▸ **Task details**: Give the count of lines holding the string "三个代表" and nothing else.

Stored records:
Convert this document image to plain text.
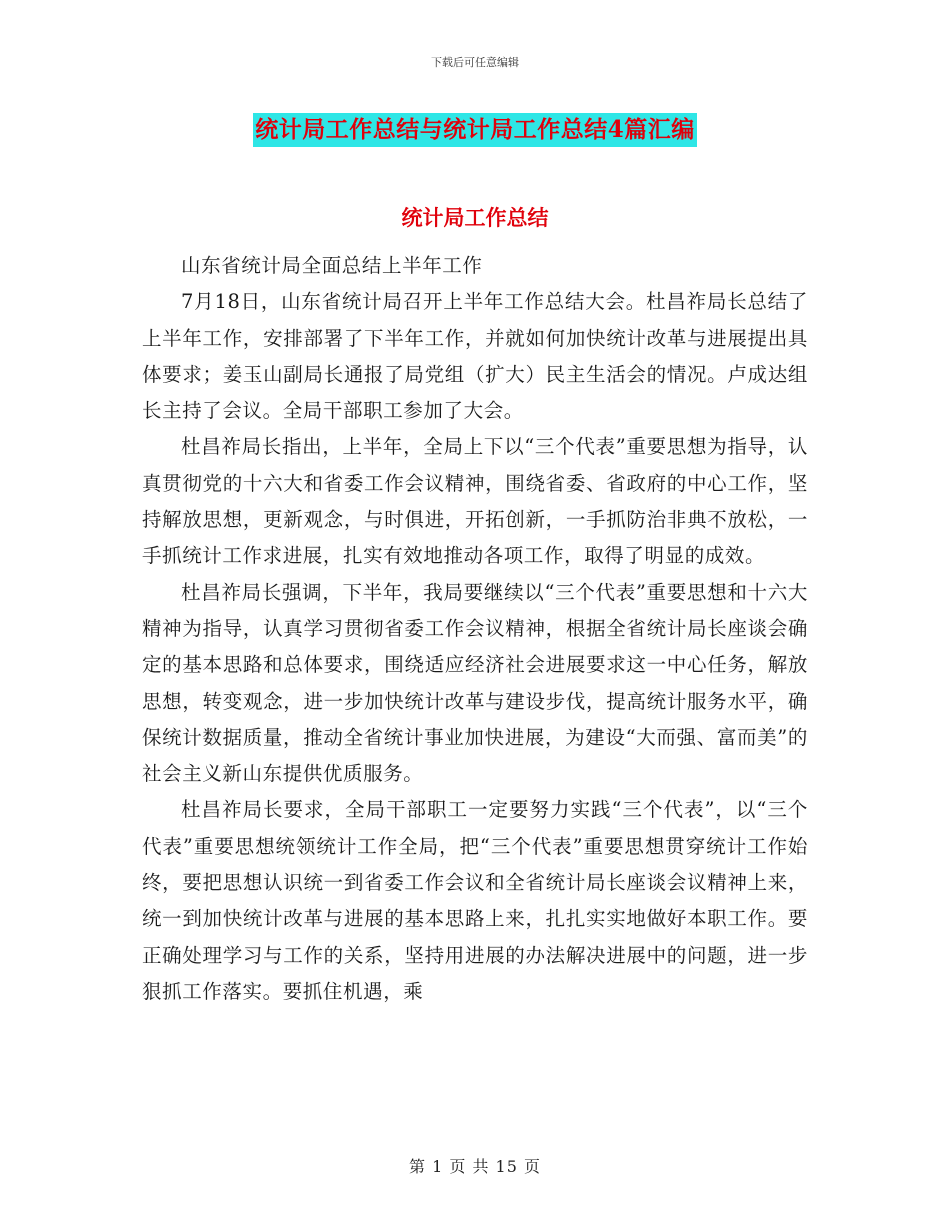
下载后可任意编辑
统计局工作总结与统计局工作总结4篇汇编
统计局工作总结

山东省统计局全面总结上半年工作

7月18日，山东省统计局召开上半年工作总结大会。杜昌祚局长总结了上半年工作，安排部署了下半年工作，并就如何加快统计改革与进展提出具体要求；姜玉山副局长通报了局党组（扩大）民主生活会的情况。卢成达组长主持了会议。全局干部职工参加了大会。

杜昌祚局长指出，上半年，全局上下以“三个代表”重要思想为指导，认真贯彻党的十六大和省委工作会议精神，围绕省委、省政府的中心工作，坚持解放思想，更新观念，与时俱进，开拓创新，一手抓防治非典不放松，一手抓统计工作求进展，扎实有效地推动各项工作，取得了明显的成效。

杜昌祚局长强调，下半年，我局要继续以“三个代表”重要思想和十六大精神为指导，认真学习贯彻省委工作会议精神，根据全省统计局长座谈会确定的基本思路和总体要求，围绕适应经济社会进展要求这一中心任务，解放思想，转变观念，进一步加快统计改革与建设步伐，提高统计服务水平，确保统计数据质量，推动全省统计事业加快进展，为建设“大而强、富而美”的社会主义新山东提供优质服务。

杜昌祚局长要求，全局干部职工一定要努力实践“三个代表”，以“三个代表”重要思想统领统计工作全局，把“三个代表”重要思想贯穿统计工作始终，要把思想认识统一到省委工作会议和全省统计局长座谈会议精神上来，统一到加快统计改革与进展的基本思路上来，扎扎实实地做好本职工作。要正确处理学习与工作的关系，坚持用进展的办法解决进展中的问题，进一步狠抓工作落实。要抓住机遇，乘

第 1 页 共 15 页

▸ **Answer below**: 3